Collect every line in the records below that contains the word "Privacy".

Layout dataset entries
◇ ◇ ◇ ◇ ◇ ◇ ◇

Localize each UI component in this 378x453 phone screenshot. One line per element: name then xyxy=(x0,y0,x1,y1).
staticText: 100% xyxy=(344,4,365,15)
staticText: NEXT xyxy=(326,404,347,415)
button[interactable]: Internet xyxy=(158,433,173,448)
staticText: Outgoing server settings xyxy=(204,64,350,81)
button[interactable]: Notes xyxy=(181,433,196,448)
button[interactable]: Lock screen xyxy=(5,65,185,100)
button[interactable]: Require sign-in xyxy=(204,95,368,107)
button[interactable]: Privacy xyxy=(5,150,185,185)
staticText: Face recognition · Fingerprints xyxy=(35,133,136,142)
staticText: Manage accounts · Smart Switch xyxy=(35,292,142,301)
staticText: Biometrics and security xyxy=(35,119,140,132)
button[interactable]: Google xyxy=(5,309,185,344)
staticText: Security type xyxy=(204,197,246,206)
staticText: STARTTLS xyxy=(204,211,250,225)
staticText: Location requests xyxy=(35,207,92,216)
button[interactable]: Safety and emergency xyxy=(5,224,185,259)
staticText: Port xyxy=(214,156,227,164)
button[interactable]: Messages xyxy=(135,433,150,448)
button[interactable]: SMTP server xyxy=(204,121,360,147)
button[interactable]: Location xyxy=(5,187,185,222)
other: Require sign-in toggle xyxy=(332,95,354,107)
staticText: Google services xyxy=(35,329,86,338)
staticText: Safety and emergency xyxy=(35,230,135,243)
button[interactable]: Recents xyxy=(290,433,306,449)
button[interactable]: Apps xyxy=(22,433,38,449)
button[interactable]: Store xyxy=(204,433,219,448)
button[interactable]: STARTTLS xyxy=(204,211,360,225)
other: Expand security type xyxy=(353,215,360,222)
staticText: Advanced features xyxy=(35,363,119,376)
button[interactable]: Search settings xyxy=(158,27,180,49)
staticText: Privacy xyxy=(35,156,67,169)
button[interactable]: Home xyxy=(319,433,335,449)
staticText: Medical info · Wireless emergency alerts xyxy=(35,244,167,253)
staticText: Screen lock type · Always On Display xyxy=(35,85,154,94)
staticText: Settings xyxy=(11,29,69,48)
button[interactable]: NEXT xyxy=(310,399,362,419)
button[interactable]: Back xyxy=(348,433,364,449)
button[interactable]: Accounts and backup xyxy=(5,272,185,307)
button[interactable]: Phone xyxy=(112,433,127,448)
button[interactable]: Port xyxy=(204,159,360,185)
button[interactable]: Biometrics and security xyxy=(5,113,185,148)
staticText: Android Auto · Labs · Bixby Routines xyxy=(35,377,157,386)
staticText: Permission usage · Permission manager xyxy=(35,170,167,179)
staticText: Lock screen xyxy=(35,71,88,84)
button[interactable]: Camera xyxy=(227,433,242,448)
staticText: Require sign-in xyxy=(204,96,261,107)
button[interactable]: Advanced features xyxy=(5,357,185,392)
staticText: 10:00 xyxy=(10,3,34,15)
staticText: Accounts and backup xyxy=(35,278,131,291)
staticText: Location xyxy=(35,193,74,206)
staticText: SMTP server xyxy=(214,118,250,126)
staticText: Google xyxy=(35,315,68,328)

◇ ◇ ◇ ◇ ◇ ◇ ◇

THE REPLY ▸
button[interactable]: Privacy xyxy=(5,150,185,185)
staticText: Privacy xyxy=(35,156,67,169)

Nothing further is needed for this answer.